* The exercise:
Quote all of the data exactly as given. Skip every picture it contains.

* Stored rows:
--- start ---

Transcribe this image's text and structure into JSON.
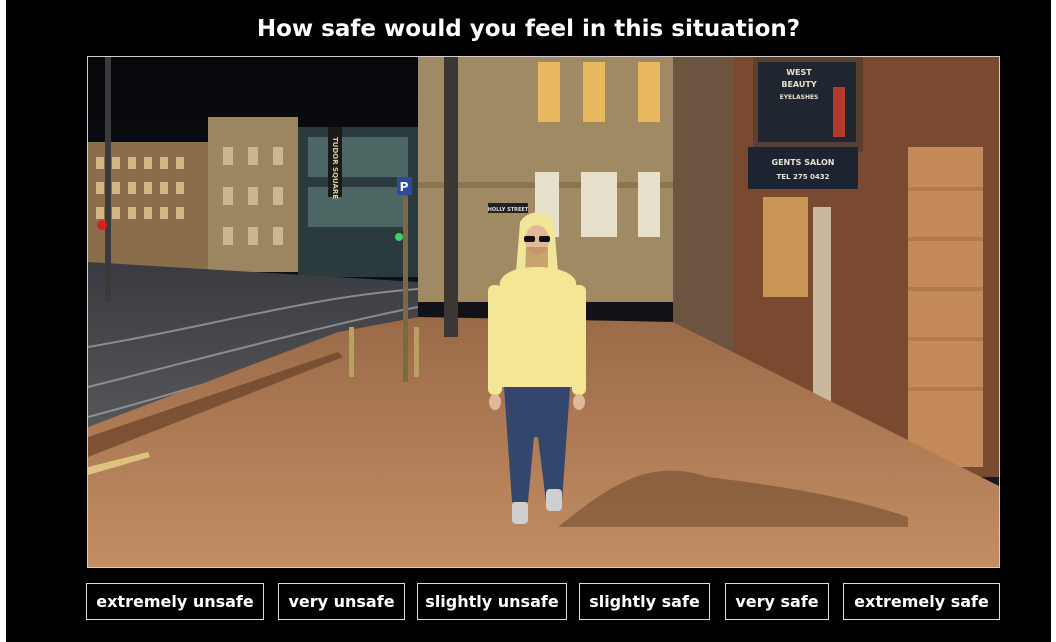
{
  "question": "How safe would you feel in this situation?",
  "scene": {
    "description_icon": "night-street-photo",
    "street_sign": "HOLLY STREET",
    "shop_sign_line1": "WEST",
    "shop_sign_line2": "BEAUTY",
    "shop_sign_line3": "EYELASHES",
    "salon_sign_line1": "GENTS SALON",
    "salon_sign_line2": "TEL 275 0432",
    "parking_sign": "P",
    "vertical_sign": "TUDOR SQUARE"
  },
  "options": [
    {
      "label": "extremely unsafe"
    },
    {
      "label": "very unsafe"
    },
    {
      "label": "slightly unsafe"
    },
    {
      "label": "slightly safe"
    },
    {
      "label": "very safe"
    },
    {
      "label": "extremely safe"
    }
  ]
}
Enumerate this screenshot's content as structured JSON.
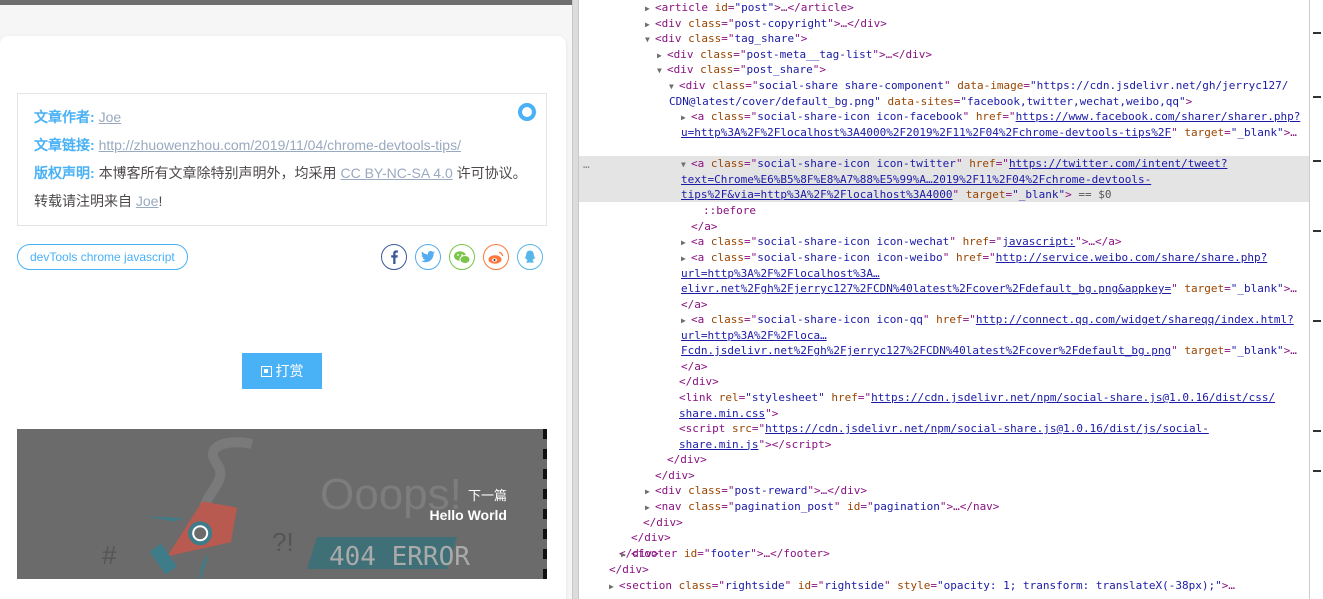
{
  "page": {
    "copyright": {
      "author_key": "文章作者:",
      "author_val": "Joe",
      "link_key": "文章链接:",
      "link_val": "http://zhuowenzhou.com/2019/11/04/chrome-devtools-tips/",
      "license_key": "版权声明:",
      "license_pre": "本博客所有文章除特别声明外，均采用",
      "license_link": "CC BY-NC-SA 4.0",
      "license_post": "许可协议。",
      "reprint_pre": "转载请注明来自",
      "reprint_link": "Joe",
      "reprint_post": "!"
    },
    "tags": "devTools chrome javascript",
    "share_icons": [
      {
        "name": "facebook-icon",
        "glyph": "f",
        "color": "#3b5998"
      },
      {
        "name": "twitter-icon",
        "glyph": "t",
        "color": "#55acee"
      },
      {
        "name": "wechat-icon",
        "glyph": "w",
        "color": "#7bc549"
      },
      {
        "name": "weibo-icon",
        "glyph": "w",
        "color": "#ff763b"
      },
      {
        "name": "qq-icon",
        "glyph": "q",
        "color": "#56b6e7"
      }
    ],
    "reward_label": "打赏",
    "next_label": "下一篇",
    "next_title": "Hello World",
    "cover_text_1": "Ooops!",
    "cover_text_2": "404 ERROR"
  },
  "devtools": {
    "l1": {
      "tag": "article",
      "attrs": "id=\"post\"",
      "tail": ">…</article>"
    },
    "l2": "post-copyright",
    "l3": "tag_share",
    "l4": "post-meta__tag-list",
    "l5": "post_share",
    "l6_cls": "social-share share-component",
    "l6_img_name": "data-image",
    "l6_img_val1": "\"https://cdn.jsdelivr.net/gh/jerryc127/",
    "l6_img_val2": "CDN@latest/cover/default_bg.png\"",
    "l6_sites_name": "data-sites",
    "l6_sites_val": "\"facebook,twitter,wechat,weibo,qq\"",
    "l7_cls": "social-share-icon icon-facebook",
    "l7_href1": "https://www.facebook.com/sharer/sharer.php?",
    "l7_href2": "u=http%3A%2F%2Flocalhost%3A4000%2F2019%2F11%2F04%2Fchrome-devtools-tips%2F",
    "l8_cls": "social-share-icon icon-twitter",
    "l8_href1": "https://twitter.com/intent/tweet?",
    "l8_href2": "text=Chrome%E6%B5%8F%E8%A7%88%E5%99%A…2019%2F11%2F04%2Fchrome-devtools-",
    "l8_href3": "tips%2F&via=http%3A%2F%2Flocalhost%3A4000",
    "l8_eq": "== $0",
    "before": "::before",
    "close_a": "</a>",
    "l9_cls": "social-share-icon icon-wechat",
    "l9_href": "javascript:",
    "l10_cls": "social-share-icon icon-weibo",
    "l10_href1": "http://service.weibo.com/share/share.php?",
    "l10_href2": "url=http%3A%2F%2Flocalhost%3A…",
    "l10_href3": "elivr.net%2Fgh%2Fjerryc127%2FCDN%40latest%2Fcover%2Fdefault_bg.png&appkey=",
    "l11_cls": "social-share-icon icon-qq",
    "l11_href1": "http://connect.qq.com/widget/shareqq/index.html?",
    "l11_href2": "url=http%3A%2F%2Floca…",
    "l11_href3": "Fcdn.jsdelivr.net%2Fgh%2Fjerryc127%2FCDN%40latest%2Fcover%2Fdefault_bg.png",
    "close_div": "</div>",
    "link_rel": "\"stylesheet\"",
    "link_href1": "https://cdn.jsdelivr.net/npm/social-share.js@1.0.16/dist/css/",
    "link_href2": "share.min.css",
    "script_src1": "https://cdn.jsdelivr.net/npm/social-share.js@1.0.16/dist/js/social-",
    "script_src2": "share.min.js",
    "reward_cls": "post-reward",
    "nav_cls": "pagination_post",
    "nav_id": "pagination",
    "footer_id": "footer",
    "section_cls": "rightside",
    "section_id": "rightside",
    "section_style": "\"opacity: 1; transform: translateX(-38px);\""
  }
}
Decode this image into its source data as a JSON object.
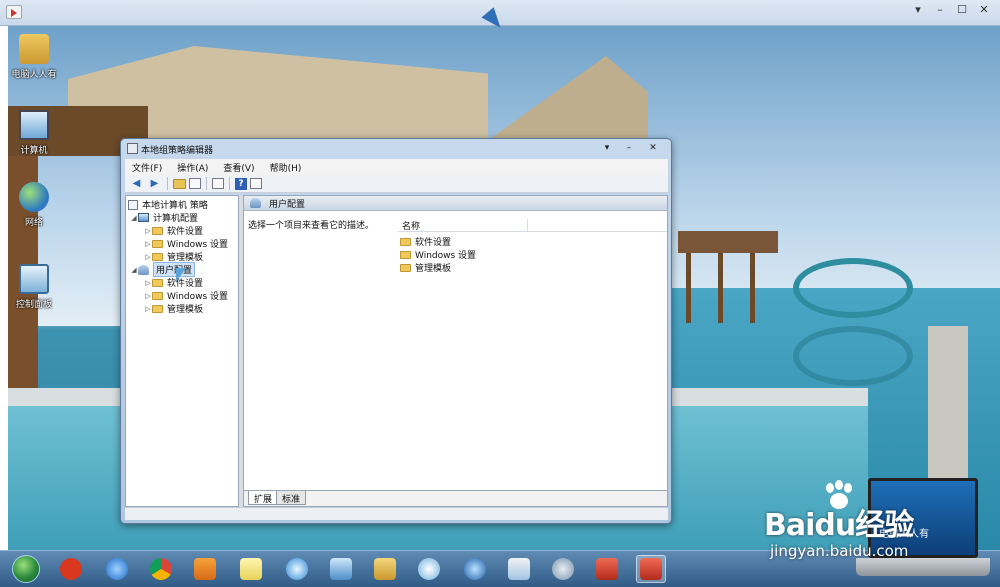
{
  "desktop": {
    "icons": [
      {
        "label": "电脑人人有"
      },
      {
        "label": "计算机"
      },
      {
        "label": "网络"
      },
      {
        "label": "控制面板"
      }
    ]
  },
  "window": {
    "title": "本地组策略编辑器",
    "menu": [
      "文件(F)",
      "操作(A)",
      "查看(V)",
      "帮助(H)"
    ]
  },
  "tree": {
    "root": "本地计算机 策略",
    "computer_config": "计算机配置",
    "user_config": "用户配置",
    "computer_children": [
      "软件设置",
      "Windows 设置",
      "管理模板"
    ],
    "user_children": [
      "软件设置",
      "Windows 设置",
      "管理模板"
    ]
  },
  "detail": {
    "header": "用户配置",
    "description": "选择一个项目来查看它的描述。",
    "column_name": "名称",
    "items": [
      "软件设置",
      "Windows 设置",
      "管理模板"
    ]
  },
  "tabs": [
    "扩展",
    "标准"
  ],
  "watermark": {
    "logo": "Baidu经验",
    "url": "jingyan.baidu.com",
    "laptop_text": "电脑人人有"
  },
  "colors": {
    "accent": "#2d67b8",
    "taskbar": "#2f5b86",
    "folder": "#efc95a"
  }
}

--- end ---

* Solution to this task:
Transcribe this image's text and structure into JSON.
{
  "question": "How safe would you feel in this situation?",
  "scene": {
    "description_icon": "night-street-photo",
    "street_sign": "HOLLY STREET",
    "shop_sign_line1": "WEST",
    "shop_sign_line2": "BEAUTY",
    "shop_sign_line3": "EYELASHES",
    "salon_sign_line1": "GENTS SALON",
    "salon_sign_line2": "TEL 275 0432",
    "parking_sign": "P",
    "vertical_sign": "TUDOR SQUARE"
  },
  "options": [
    {
      "label": "extremely unsafe"
    },
    {
      "label": "very unsafe"
    },
    {
      "label": "slightly unsafe"
    },
    {
      "label": "slightly safe"
    },
    {
      "label": "very safe"
    },
    {
      "label": "extremely safe"
    }
  ]
}
Enumerate this screenshot's content as structured JSON.
{
  "page": {
    "copyright": {
      "author_key": "文章作者:",
      "author_val": "Joe",
      "link_key": "文章链接:",
      "link_val": "http://zhuowenzhou.com/2019/11/04/chrome-devtools-tips/",
      "license_key": "版权声明:",
      "license_pre": "本博客所有文章除特别声明外，均采用",
      "license_link": "CC BY-NC-SA 4.0",
      "license_post": "许可协议。",
      "reprint_pre": "转载请注明来自",
      "reprint_link": "Joe",
      "reprint_post": "!"
    },
    "tags": "devTools chrome javascript",
    "share_icons": [
      {
        "name": "facebook-icon",
        "glyph": "f",
        "color": "#3b5998"
      },
      {
        "name": "twitter-icon",
        "glyph": "t",
        "color": "#55acee"
      },
      {
        "name": "wechat-icon",
        "glyph": "w",
        "color": "#7bc549"
      },
      {
        "name": "weibo-icon",
        "glyph": "w",
        "color": "#ff763b"
      },
      {
        "name": "qq-icon",
        "glyph": "q",
        "color": "#56b6e7"
      }
    ],
    "reward_label": "打赏",
    "next_label": "下一篇",
    "next_title": "Hello World",
    "cover_text_1": "Ooops!",
    "cover_text_2": "404 ERROR"
  },
  "devtools": {
    "l1": {
      "tag": "article",
      "attrs": "id=\"post\"",
      "tail": ">…</article>"
    },
    "l2": "post-copyright",
    "l3": "tag_share",
    "l4": "post-meta__tag-list",
    "l5": "post_share",
    "l6_cls": "social-share share-component",
    "l6_img_name": "data-image",
    "l6_img_val1": "\"https://cdn.jsdelivr.net/gh/jerryc127/",
    "l6_img_val2": "CDN@latest/cover/default_bg.png\"",
    "l6_sites_name": "data-sites",
    "l6_sites_val": "\"facebook,twitter,wechat,weibo,qq\"",
    "l7_cls": "social-share-icon icon-facebook",
    "l7_href1": "https://www.facebook.com/sharer/sharer.php?",
    "l7_href2": "u=http%3A%2F%2Flocalhost%3A4000%2F2019%2F11%2F04%2Fchrome-devtools-tips%2F",
    "l8_cls": "social-share-icon icon-twitter",
    "l8_href1": "https://twitter.com/intent/tweet?",
    "l8_href2": "text=Chrome%E6%B5%8F%E8%A7%88%E5%99%A…2019%2F11%2F04%2Fchrome-devtools-",
    "l8_href3": "tips%2F&via=http%3A%2F%2Flocalhost%3A4000",
    "l8_eq": "== $0",
    "before": "::before",
    "close_a": "</a>",
    "l9_cls": "social-share-icon icon-wechat",
    "l9_href": "javascript:",
    "l10_cls": "social-share-icon icon-weibo",
    "l10_href1": "http://service.weibo.com/share/share.php?",
    "l10_href2": "url=http%3A%2F%2Flocalhost%3A…",
    "l10_href3": "elivr.net%2Fgh%2Fjerryc127%2FCDN%40latest%2Fcover%2Fdefault_bg.png&appkey=",
    "l11_cls": "social-share-icon icon-qq",
    "l11_href1": "http://connect.qq.com/widget/shareqq/index.html?",
    "l11_href2": "url=http%3A%2F%2Floca…",
    "l11_href3": "Fcdn.jsdelivr.net%2Fgh%2Fjerryc127%2FCDN%40latest%2Fcover%2Fdefault_bg.png",
    "close_div": "</div>",
    "link_rel": "\"stylesheet\"",
    "link_href1": "https://cdn.jsdelivr.net/npm/social-share.js@1.0.16/dist/css/",
    "link_href2": "share.min.css",
    "script_src1": "https://cdn.jsdelivr.net/npm/social-share.js@1.0.16/dist/js/social-",
    "script_src2": "share.min.js",
    "reward_cls": "post-reward",
    "nav_cls": "pagination_post",
    "nav_id": "pagination",
    "footer_id": "footer",
    "section_cls": "rightside",
    "section_id": "rightside",
    "section_style": "\"opacity: 1; transform: translateX(-38px);\""
  }
}
Decode this image into its source data as a JSON object.
{
  "desktop": {
    "icons": [
      {
        "label": "电脑人人有"
      },
      {
        "label": "计算机"
      },
      {
        "label": "网络"
      },
      {
        "label": "控制面板"
      }
    ]
  },
  "window": {
    "title": "本地组策略编辑器",
    "menu": [
      "文件(F)",
      "操作(A)",
      "查看(V)",
      "帮助(H)"
    ]
  },
  "tree": {
    "root": "本地计算机 策略",
    "computer_config": "计算机配置",
    "user_config": "用户配置",
    "computer_children": [
      "软件设置",
      "Windows 设置",
      "管理模板"
    ],
    "user_children": [
      "软件设置",
      "Windows 设置",
      "管理模板"
    ]
  },
  "detail": {
    "header": "用户配置",
    "description": "选择一个项目来查看它的描述。",
    "column_name": "名称",
    "items": [
      "软件设置",
      "Windows 设置",
      "管理模板"
    ]
  },
  "tabs": [
    "扩展",
    "标准"
  ],
  "watermark": {
    "logo": "Baidu经验",
    "url": "jingyan.baidu.com",
    "laptop_text": "电脑人人有"
  },
  "colors": {
    "accent": "#2d67b8",
    "taskbar": "#2f5b86",
    "folder": "#efc95a"
  }
}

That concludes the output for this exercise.